Exercise materials:

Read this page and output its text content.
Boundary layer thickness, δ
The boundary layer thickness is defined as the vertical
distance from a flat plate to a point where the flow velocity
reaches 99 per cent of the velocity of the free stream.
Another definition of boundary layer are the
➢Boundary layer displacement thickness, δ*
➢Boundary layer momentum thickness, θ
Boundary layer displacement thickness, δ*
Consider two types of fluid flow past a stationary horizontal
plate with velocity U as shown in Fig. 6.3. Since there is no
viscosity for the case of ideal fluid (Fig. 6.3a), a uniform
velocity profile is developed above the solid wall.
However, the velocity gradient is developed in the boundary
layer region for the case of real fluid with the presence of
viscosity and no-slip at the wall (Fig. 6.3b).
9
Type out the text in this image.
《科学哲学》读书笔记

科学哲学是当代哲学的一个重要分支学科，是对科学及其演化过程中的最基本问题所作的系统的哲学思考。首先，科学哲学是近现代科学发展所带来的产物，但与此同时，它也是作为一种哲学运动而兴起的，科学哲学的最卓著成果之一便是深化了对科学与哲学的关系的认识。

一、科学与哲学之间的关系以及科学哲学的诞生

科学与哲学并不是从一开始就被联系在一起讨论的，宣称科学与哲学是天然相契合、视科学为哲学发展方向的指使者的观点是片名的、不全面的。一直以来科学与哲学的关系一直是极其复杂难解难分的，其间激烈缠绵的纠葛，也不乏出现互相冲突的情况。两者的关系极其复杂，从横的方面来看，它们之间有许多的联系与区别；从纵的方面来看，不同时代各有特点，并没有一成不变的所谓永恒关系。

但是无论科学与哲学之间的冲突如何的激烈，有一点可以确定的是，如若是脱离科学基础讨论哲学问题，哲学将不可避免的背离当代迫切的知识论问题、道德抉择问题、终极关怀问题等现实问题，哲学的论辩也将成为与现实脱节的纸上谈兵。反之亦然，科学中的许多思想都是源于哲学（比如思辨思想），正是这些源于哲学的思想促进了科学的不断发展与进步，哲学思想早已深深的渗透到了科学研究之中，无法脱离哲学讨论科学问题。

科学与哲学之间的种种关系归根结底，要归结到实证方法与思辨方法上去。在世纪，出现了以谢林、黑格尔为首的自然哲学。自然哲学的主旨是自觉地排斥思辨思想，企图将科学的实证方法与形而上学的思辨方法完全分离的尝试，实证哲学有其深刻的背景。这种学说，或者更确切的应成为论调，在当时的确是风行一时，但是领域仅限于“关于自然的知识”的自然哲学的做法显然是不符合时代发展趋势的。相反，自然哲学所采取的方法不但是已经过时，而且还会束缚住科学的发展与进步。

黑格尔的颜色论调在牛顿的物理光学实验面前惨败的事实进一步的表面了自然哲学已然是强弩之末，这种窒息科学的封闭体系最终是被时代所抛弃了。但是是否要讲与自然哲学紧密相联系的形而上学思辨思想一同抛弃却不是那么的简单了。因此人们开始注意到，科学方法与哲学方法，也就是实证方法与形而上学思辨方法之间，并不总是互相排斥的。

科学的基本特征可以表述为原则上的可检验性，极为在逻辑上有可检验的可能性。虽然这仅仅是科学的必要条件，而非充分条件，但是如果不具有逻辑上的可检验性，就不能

Task statement:
Select all lines in the listing that include the word "flow".

Result of this task:
distance from a flat plate to a point where the flow velocity
Consider two types of fluid flow past a stationary horizontal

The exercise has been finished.